**What you will do:** Return the listing below in full, exactly.

**Dataset extract:**
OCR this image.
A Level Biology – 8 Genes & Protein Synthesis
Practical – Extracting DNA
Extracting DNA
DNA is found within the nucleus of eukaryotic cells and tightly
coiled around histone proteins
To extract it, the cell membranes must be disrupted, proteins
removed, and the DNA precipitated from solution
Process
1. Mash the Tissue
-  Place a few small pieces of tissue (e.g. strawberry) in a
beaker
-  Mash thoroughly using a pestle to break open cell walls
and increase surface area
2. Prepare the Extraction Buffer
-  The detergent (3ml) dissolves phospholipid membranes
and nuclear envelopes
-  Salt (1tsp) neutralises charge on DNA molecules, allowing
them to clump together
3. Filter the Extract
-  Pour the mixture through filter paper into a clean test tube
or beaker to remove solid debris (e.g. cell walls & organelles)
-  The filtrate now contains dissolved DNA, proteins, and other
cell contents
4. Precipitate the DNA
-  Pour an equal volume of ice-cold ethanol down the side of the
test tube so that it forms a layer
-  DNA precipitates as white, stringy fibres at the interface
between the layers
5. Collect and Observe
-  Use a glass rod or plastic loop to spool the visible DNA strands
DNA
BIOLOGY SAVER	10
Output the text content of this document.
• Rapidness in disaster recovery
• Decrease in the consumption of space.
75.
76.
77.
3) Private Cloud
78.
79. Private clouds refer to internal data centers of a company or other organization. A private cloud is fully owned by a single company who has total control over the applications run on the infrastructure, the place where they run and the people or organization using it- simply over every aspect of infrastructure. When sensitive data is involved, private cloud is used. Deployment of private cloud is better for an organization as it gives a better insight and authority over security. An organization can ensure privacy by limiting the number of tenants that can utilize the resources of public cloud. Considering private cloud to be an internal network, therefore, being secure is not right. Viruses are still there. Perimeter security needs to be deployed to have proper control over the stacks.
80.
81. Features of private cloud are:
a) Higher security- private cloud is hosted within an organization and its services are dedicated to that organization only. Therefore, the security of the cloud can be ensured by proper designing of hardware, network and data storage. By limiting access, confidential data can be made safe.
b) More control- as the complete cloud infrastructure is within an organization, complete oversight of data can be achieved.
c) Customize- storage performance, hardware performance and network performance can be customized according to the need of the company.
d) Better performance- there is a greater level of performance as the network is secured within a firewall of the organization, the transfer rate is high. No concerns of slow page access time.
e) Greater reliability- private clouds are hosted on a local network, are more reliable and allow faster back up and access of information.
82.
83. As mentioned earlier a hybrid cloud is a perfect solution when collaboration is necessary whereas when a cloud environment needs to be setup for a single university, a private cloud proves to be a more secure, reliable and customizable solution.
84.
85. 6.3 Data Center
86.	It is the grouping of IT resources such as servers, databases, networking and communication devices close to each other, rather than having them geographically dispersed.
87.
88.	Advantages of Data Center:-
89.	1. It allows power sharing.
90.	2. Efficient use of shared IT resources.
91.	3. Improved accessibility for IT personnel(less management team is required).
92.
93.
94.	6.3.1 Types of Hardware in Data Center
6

**Output for this exercise:**
OCR this image.
A Level Biology – 8 Genes & Protein Synthesis
Practical – Extracting DNA
Extracting DNA
DNA is found within the nucleus of eukaryotic cells and tightly
coiled around histone proteins
To extract it, the cell membranes must be disrupted, proteins
removed, and the DNA precipitated from solution
Process
1. Mash the Tissue
-  Place a few small pieces of tissue (e.g. strawberry) in a
beaker
-  Mash thoroughly using a pestle to break open cell walls
and increase surface area
2. Prepare the Extraction Buffer
-  The detergent (3ml) dissolves phospholipid membranes
and nuclear envelopes
-  Salt (1tsp) neutralises charge on DNA molecules, allowing
them to clump together
3. Filter the Extract
-  Pour the mixture through filter paper into a clean test tube
or beaker to remove solid debris (e.g. cell walls & organelles)
-  The filtrate now contains dissolved DNA, proteins, and other
cell contents
4. Precipitate the DNA
-  Pour an equal volume of ice-cold ethanol down the side of the
test tube so that it forms a layer
-  DNA precipitates as white, stringy fibres at the interface
between the layers
5. Collect and Observe
-  Use a glass rod or plastic loop to spool the visible DNA strands
DNA
BIOLOGY SAVER	10
Output the text content of this document.
• Rapidness in disaster recovery
• Decrease in the consumption of space.
75.
76.
77.
3) Private Cloud
78.
79. Private clouds refer to internal data centers of a company or other organization. A private cloud is fully owned by a single company who has total control over the applications run on the infrastructure, the place where they run and the people or organization using it- simply over every aspect of infrastructure. When sensitive data is involved, private cloud is used. Deployment of private cloud is better for an organization as it gives a better insight and authority over security. An organization can ensure privacy by limiting the number of tenants that can utilize the resources of public cloud. Considering private cloud to be an internal network, therefore, being secure is not right. Viruses are still there. Perimeter security needs to be deployed to have proper control over the stacks.
80.
81. Features of private cloud are:
a) Higher security- private cloud is hosted within an organization and its services are dedicated to that organization only. Therefore, the security of the cloud can be ensured by proper designing of hardware, network and data storage. By limiting access, confidential data can be made safe.
b) More control- as the complete cloud infrastructure is within an organization, complete oversight of data can be achieved.
c) Customize- storage performance, hardware performance and network performance can be customized according to the need of the company.
d) Better performance- there is a greater level of performance as the network is secured within a firewall of the organization, the transfer rate is high. No concerns of slow page access time.
e) Greater reliability- private clouds are hosted on a local network, are more reliable and allow faster back up and access of information.
82.
83. As mentioned earlier a hybrid cloud is a perfect solution when collaboration is necessary whereas when a cloud environment needs to be setup for a single university, a private cloud proves to be a more secure, reliable and customizable solution.
84.
85. 6.3 Data Center
86.	It is the grouping of IT resources such as servers, databases, networking and communication devices close to each other, rather than having them geographically dispersed.
87.
88.	Advantages of Data Center:-
89.	1. It allows power sharing.
90.	2. Efficient use of shared IT resources.
91.	3. Improved accessibility for IT personnel(less management team is required).
92.
93.
94.	6.3.1 Types of Hardware in Data Center
6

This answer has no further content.